- [Data extract]:
┄┄┄┄┄┄┄┄┄┄┄┄┄┄┄┄┄┄┄┄

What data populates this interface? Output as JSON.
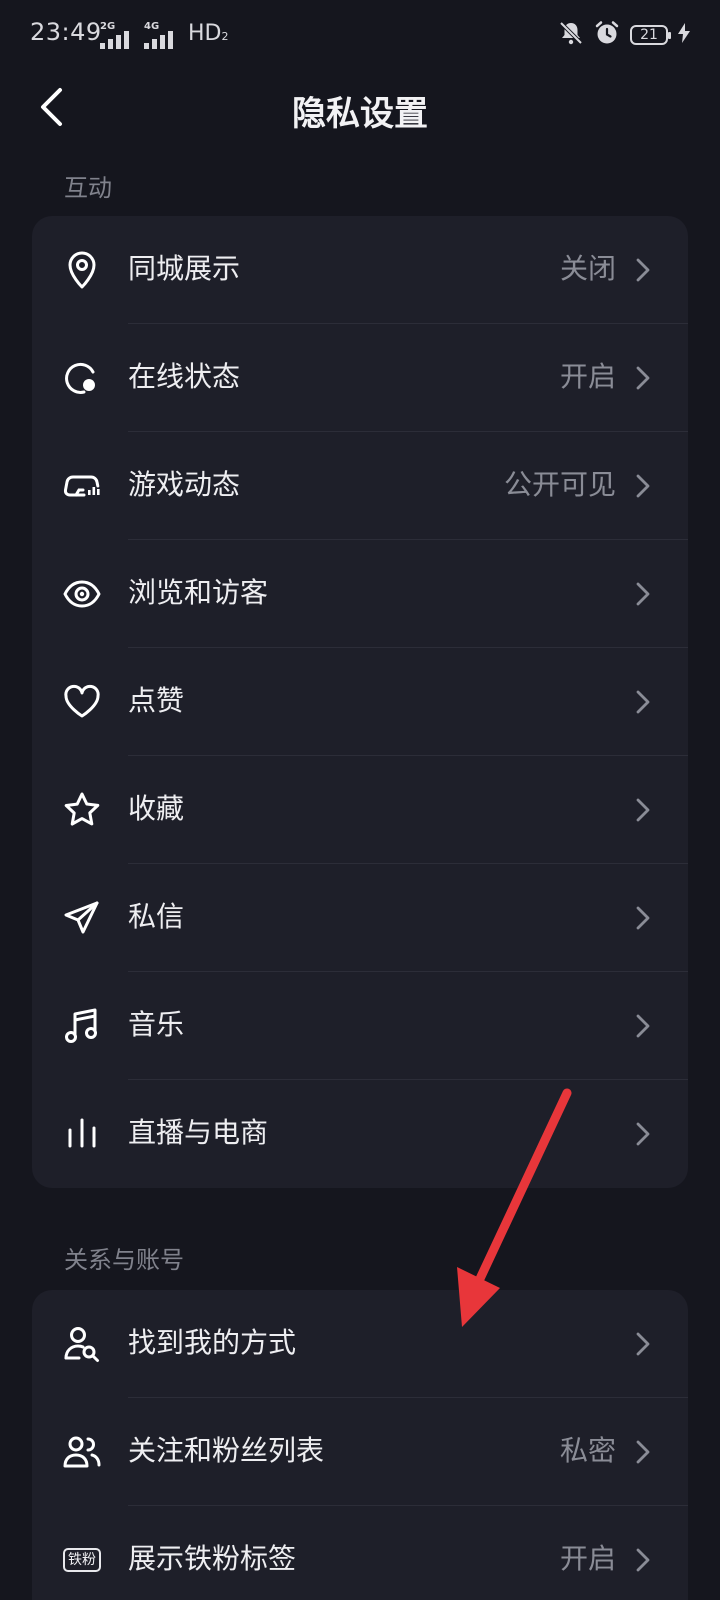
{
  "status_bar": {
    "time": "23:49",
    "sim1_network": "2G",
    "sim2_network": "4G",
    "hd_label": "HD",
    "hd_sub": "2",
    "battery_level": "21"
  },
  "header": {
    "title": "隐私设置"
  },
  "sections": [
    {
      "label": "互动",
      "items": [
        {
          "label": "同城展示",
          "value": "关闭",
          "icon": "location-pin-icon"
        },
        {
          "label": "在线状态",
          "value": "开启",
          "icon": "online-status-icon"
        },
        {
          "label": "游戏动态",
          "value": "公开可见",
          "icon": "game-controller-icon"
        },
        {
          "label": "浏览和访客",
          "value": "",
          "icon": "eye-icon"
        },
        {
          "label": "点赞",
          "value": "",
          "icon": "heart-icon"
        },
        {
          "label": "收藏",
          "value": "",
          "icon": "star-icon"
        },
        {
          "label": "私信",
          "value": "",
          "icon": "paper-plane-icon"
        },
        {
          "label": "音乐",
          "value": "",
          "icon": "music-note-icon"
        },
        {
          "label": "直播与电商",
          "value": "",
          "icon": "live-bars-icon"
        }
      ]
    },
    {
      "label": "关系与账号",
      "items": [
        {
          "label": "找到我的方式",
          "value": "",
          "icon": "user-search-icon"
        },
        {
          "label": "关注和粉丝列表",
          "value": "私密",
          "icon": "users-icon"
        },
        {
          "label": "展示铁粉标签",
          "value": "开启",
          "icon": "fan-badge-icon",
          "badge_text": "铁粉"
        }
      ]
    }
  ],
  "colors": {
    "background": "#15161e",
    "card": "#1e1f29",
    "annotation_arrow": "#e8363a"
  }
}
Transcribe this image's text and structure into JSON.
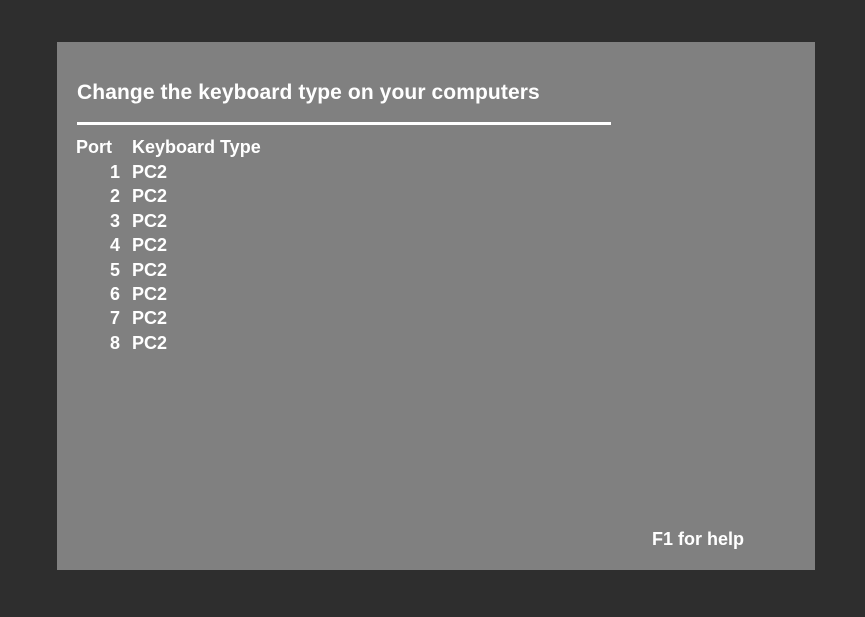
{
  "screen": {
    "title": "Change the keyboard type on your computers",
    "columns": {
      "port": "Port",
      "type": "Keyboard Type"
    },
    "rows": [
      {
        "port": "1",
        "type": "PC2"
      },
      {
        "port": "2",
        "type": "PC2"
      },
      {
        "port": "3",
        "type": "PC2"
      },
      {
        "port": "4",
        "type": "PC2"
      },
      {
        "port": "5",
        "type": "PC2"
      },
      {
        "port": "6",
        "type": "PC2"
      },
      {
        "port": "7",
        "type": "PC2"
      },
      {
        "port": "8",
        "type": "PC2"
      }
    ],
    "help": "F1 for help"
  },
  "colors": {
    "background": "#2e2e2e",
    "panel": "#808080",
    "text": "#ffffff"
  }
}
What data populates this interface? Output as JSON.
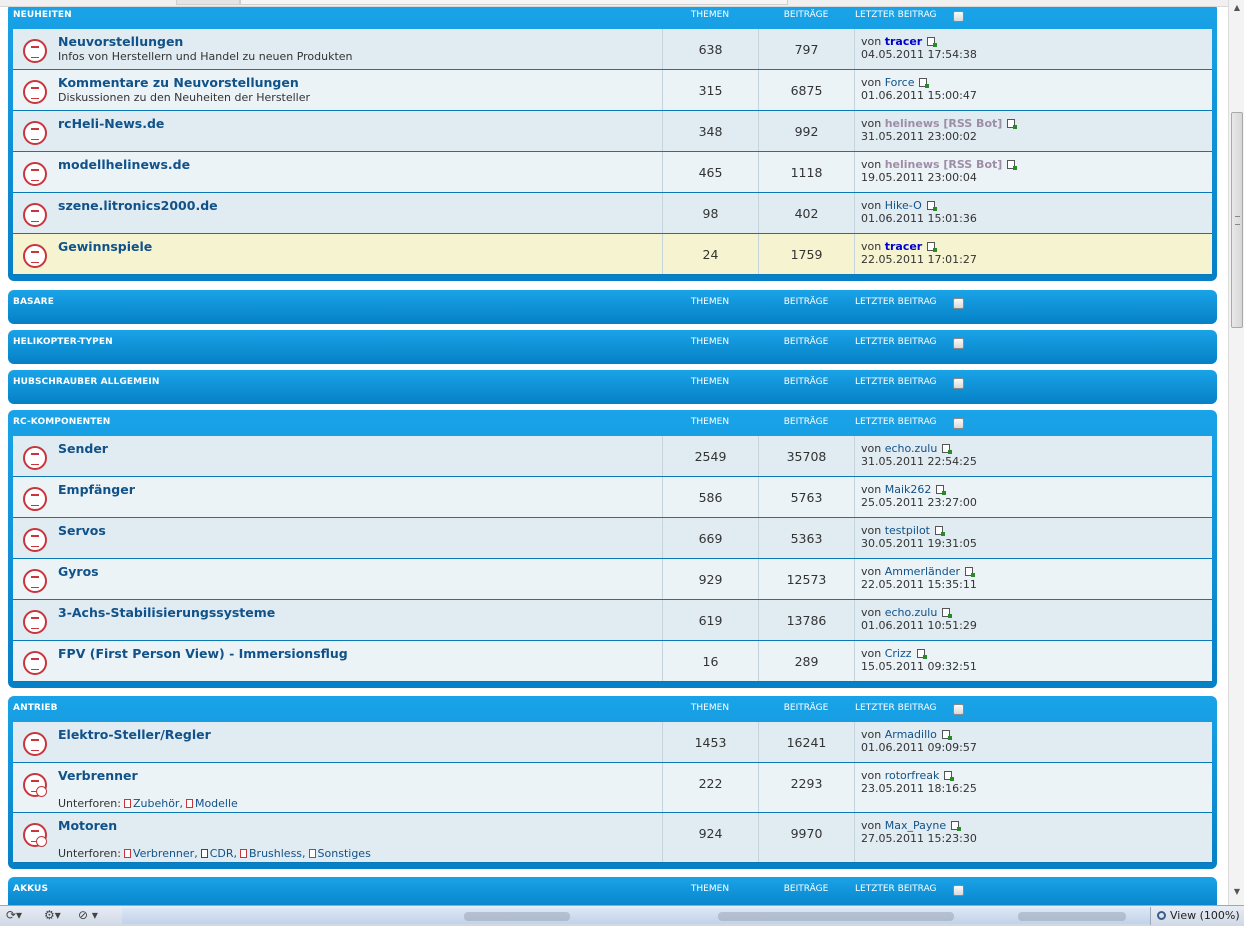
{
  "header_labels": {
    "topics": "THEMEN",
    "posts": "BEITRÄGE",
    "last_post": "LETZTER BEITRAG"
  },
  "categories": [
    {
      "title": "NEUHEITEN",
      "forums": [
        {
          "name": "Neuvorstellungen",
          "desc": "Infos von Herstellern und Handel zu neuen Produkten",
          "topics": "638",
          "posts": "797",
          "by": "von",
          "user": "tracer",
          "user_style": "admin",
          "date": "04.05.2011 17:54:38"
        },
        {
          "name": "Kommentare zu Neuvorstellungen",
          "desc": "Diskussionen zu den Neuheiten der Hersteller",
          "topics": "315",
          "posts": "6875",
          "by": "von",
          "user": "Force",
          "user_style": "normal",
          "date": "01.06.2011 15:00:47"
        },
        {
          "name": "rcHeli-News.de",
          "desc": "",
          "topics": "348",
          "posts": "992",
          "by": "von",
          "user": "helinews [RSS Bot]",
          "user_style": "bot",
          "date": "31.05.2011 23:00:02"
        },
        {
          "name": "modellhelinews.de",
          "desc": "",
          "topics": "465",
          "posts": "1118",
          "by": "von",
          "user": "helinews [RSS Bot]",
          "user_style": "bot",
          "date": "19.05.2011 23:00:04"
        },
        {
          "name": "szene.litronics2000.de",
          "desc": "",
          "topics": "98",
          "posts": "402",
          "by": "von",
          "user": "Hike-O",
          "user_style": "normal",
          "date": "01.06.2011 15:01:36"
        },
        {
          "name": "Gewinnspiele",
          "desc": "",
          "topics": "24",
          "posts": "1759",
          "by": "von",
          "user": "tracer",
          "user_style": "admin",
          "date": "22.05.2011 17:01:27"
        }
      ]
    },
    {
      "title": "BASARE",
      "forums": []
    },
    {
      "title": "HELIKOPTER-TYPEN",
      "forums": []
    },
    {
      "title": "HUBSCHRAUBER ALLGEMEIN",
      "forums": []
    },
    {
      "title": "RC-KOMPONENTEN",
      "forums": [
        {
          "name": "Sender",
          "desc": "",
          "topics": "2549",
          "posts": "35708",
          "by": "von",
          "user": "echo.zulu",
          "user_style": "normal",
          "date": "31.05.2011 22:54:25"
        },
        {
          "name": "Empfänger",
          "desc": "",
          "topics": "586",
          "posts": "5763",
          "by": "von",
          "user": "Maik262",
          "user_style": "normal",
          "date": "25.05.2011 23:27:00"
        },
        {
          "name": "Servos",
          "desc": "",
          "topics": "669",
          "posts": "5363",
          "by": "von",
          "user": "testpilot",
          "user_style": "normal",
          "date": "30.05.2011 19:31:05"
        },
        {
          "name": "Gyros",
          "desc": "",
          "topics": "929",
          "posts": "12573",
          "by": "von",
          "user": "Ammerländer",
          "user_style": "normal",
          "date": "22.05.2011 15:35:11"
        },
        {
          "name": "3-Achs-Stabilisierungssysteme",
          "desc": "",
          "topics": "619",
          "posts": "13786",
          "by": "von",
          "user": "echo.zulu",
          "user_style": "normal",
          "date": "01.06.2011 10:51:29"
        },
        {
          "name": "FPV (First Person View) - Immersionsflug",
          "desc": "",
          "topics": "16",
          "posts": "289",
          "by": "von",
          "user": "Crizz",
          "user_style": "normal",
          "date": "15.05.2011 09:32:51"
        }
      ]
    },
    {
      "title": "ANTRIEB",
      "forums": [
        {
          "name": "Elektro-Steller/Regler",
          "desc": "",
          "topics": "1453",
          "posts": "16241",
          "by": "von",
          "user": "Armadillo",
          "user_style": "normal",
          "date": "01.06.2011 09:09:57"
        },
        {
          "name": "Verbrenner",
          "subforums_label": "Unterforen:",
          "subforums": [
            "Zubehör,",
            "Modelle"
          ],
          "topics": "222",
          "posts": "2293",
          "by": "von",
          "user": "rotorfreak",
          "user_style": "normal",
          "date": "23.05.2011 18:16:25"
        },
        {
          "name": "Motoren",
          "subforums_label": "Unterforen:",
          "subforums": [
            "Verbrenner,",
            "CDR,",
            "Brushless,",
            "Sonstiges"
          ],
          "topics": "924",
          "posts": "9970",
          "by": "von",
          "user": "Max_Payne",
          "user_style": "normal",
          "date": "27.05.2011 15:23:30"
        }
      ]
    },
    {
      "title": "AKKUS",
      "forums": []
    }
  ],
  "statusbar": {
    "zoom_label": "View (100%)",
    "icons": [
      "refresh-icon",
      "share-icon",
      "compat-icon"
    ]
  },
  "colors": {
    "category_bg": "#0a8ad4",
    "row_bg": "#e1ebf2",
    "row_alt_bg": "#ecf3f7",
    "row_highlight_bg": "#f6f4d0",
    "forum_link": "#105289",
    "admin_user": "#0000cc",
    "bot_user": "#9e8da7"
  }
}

┄┄┄┄┄┄┄┄┄┄┄┄┄┄┄┄┄┄┄┄

- [Problem description]: Copy every line above word for word and exclude the pictures.

- [Final result]:
What data populates this interface? Output as JSON.
{
  "status_bar": {
    "time": "23:49",
    "sim1_network": "2G",
    "sim2_network": "4G",
    "hd_label": "HD",
    "hd_sub": "2",
    "battery_level": "21"
  },
  "header": {
    "title": "隐私设置"
  },
  "sections": [
    {
      "label": "互动",
      "items": [
        {
          "label": "同城展示",
          "value": "关闭",
          "icon": "location-pin-icon"
        },
        {
          "label": "在线状态",
          "value": "开启",
          "icon": "online-status-icon"
        },
        {
          "label": "游戏动态",
          "value": "公开可见",
          "icon": "game-controller-icon"
        },
        {
          "label": "浏览和访客",
          "value": "",
          "icon": "eye-icon"
        },
        {
          "label": "点赞",
          "value": "",
          "icon": "heart-icon"
        },
        {
          "label": "收藏",
          "value": "",
          "icon": "star-icon"
        },
        {
          "label": "私信",
          "value": "",
          "icon": "paper-plane-icon"
        },
        {
          "label": "音乐",
          "value": "",
          "icon": "music-note-icon"
        },
        {
          "label": "直播与电商",
          "value": "",
          "icon": "live-bars-icon"
        }
      ]
    },
    {
      "label": "关系与账号",
      "items": [
        {
          "label": "找到我的方式",
          "value": "",
          "icon": "user-search-icon"
        },
        {
          "label": "关注和粉丝列表",
          "value": "私密",
          "icon": "users-icon"
        },
        {
          "label": "展示铁粉标签",
          "value": "开启",
          "icon": "fan-badge-icon",
          "badge_text": "铁粉"
        }
      ]
    }
  ],
  "colors": {
    "background": "#15161e",
    "card": "#1e1f29",
    "annotation_arrow": "#e8363a"
  }
}
Transcribe this image's text and structure into JSON.
{
  "screen": {
    "title": "Change the keyboard type on your computers",
    "columns": {
      "port": "Port",
      "type": "Keyboard Type"
    },
    "rows": [
      {
        "port": "1",
        "type": "PC2"
      },
      {
        "port": "2",
        "type": "PC2"
      },
      {
        "port": "3",
        "type": "PC2"
      },
      {
        "port": "4",
        "type": "PC2"
      },
      {
        "port": "5",
        "type": "PC2"
      },
      {
        "port": "6",
        "type": "PC2"
      },
      {
        "port": "7",
        "type": "PC2"
      },
      {
        "port": "8",
        "type": "PC2"
      }
    ],
    "help": "F1 for help"
  },
  "colors": {
    "background": "#2e2e2e",
    "panel": "#808080",
    "text": "#ffffff"
  }
}
What data populates this interface? Output as JSON.
{
  "header_labels": {
    "topics": "THEMEN",
    "posts": "BEITRÄGE",
    "last_post": "LETZTER BEITRAG"
  },
  "categories": [
    {
      "title": "NEUHEITEN",
      "forums": [
        {
          "name": "Neuvorstellungen",
          "desc": "Infos von Herstellern und Handel zu neuen Produkten",
          "topics": "638",
          "posts": "797",
          "by": "von",
          "user": "tracer",
          "user_style": "admin",
          "date": "04.05.2011 17:54:38"
        },
        {
          "name": "Kommentare zu Neuvorstellungen",
          "desc": "Diskussionen zu den Neuheiten der Hersteller",
          "topics": "315",
          "posts": "6875",
          "by": "von",
          "user": "Force",
          "user_style": "normal",
          "date": "01.06.2011 15:00:47"
        },
        {
          "name": "rcHeli-News.de",
          "desc": "",
          "topics": "348",
          "posts": "992",
          "by": "von",
          "user": "helinews [RSS Bot]",
          "user_style": "bot",
          "date": "31.05.2011 23:00:02"
        },
        {
          "name": "modellhelinews.de",
          "desc": "",
          "topics": "465",
          "posts": "1118",
          "by": "von",
          "user": "helinews [RSS Bot]",
          "user_style": "bot",
          "date": "19.05.2011 23:00:04"
        },
        {
          "name": "szene.litronics2000.de",
          "desc": "",
          "topics": "98",
          "posts": "402",
          "by": "von",
          "user": "Hike-O",
          "user_style": "normal",
          "date": "01.06.2011 15:01:36"
        },
        {
          "name": "Gewinnspiele",
          "desc": "",
          "topics": "24",
          "posts": "1759",
          "by": "von",
          "user": "tracer",
          "user_style": "admin",
          "date": "22.05.2011 17:01:27"
        }
      ]
    },
    {
      "title": "BASARE",
      "forums": []
    },
    {
      "title": "HELIKOPTER-TYPEN",
      "forums": []
    },
    {
      "title": "HUBSCHRAUBER ALLGEMEIN",
      "forums": []
    },
    {
      "title": "RC-KOMPONENTEN",
      "forums": [
        {
          "name": "Sender",
          "desc": "",
          "topics": "2549",
          "posts": "35708",
          "by": "von",
          "user": "echo.zulu",
          "user_style": "normal",
          "date": "31.05.2011 22:54:25"
        },
        {
          "name": "Empfänger",
          "desc": "",
          "topics": "586",
          "posts": "5763",
          "by": "von",
          "user": "Maik262",
          "user_style": "normal",
          "date": "25.05.2011 23:27:00"
        },
        {
          "name": "Servos",
          "desc": "",
          "topics": "669",
          "posts": "5363",
          "by": "von",
          "user": "testpilot",
          "user_style": "normal",
          "date": "30.05.2011 19:31:05"
        },
        {
          "name": "Gyros",
          "desc": "",
          "topics": "929",
          "posts": "12573",
          "by": "von",
          "user": "Ammerländer",
          "user_style": "normal",
          "date": "22.05.2011 15:35:11"
        },
        {
          "name": "3-Achs-Stabilisierungssysteme",
          "desc": "",
          "topics": "619",
          "posts": "13786",
          "by": "von",
          "user": "echo.zulu",
          "user_style": "normal",
          "date": "01.06.2011 10:51:29"
        },
        {
          "name": "FPV (First Person View) - Immersionsflug",
          "desc": "",
          "topics": "16",
          "posts": "289",
          "by": "von",
          "user": "Crizz",
          "user_style": "normal",
          "date": "15.05.2011 09:32:51"
        }
      ]
    },
    {
      "title": "ANTRIEB",
      "forums": [
        {
          "name": "Elektro-Steller/Regler",
          "desc": "",
          "topics": "1453",
          "posts": "16241",
          "by": "von",
          "user": "Armadillo",
          "user_style": "normal",
          "date": "01.06.2011 09:09:57"
        },
        {
          "name": "Verbrenner",
          "subforums_label": "Unterforen:",
          "subforums": [
            "Zubehör,",
            "Modelle"
          ],
          "topics": "222",
          "posts": "2293",
          "by": "von",
          "user": "rotorfreak",
          "user_style": "normal",
          "date": "23.05.2011 18:16:25"
        },
        {
          "name": "Motoren",
          "subforums_label": "Unterforen:",
          "subforums": [
            "Verbrenner,",
            "CDR,",
            "Brushless,",
            "Sonstiges"
          ],
          "topics": "924",
          "posts": "9970",
          "by": "von",
          "user": "Max_Payne",
          "user_style": "normal",
          "date": "27.05.2011 15:23:30"
        }
      ]
    },
    {
      "title": "AKKUS",
      "forums": []
    }
  ],
  "statusbar": {
    "zoom_label": "View (100%)",
    "icons": [
      "refresh-icon",
      "share-icon",
      "compat-icon"
    ]
  },
  "colors": {
    "category_bg": "#0a8ad4",
    "row_bg": "#e1ebf2",
    "row_alt_bg": "#ecf3f7",
    "row_highlight_bg": "#f6f4d0",
    "forum_link": "#105289",
    "admin_user": "#0000cc",
    "bot_user": "#9e8da7"
  }
}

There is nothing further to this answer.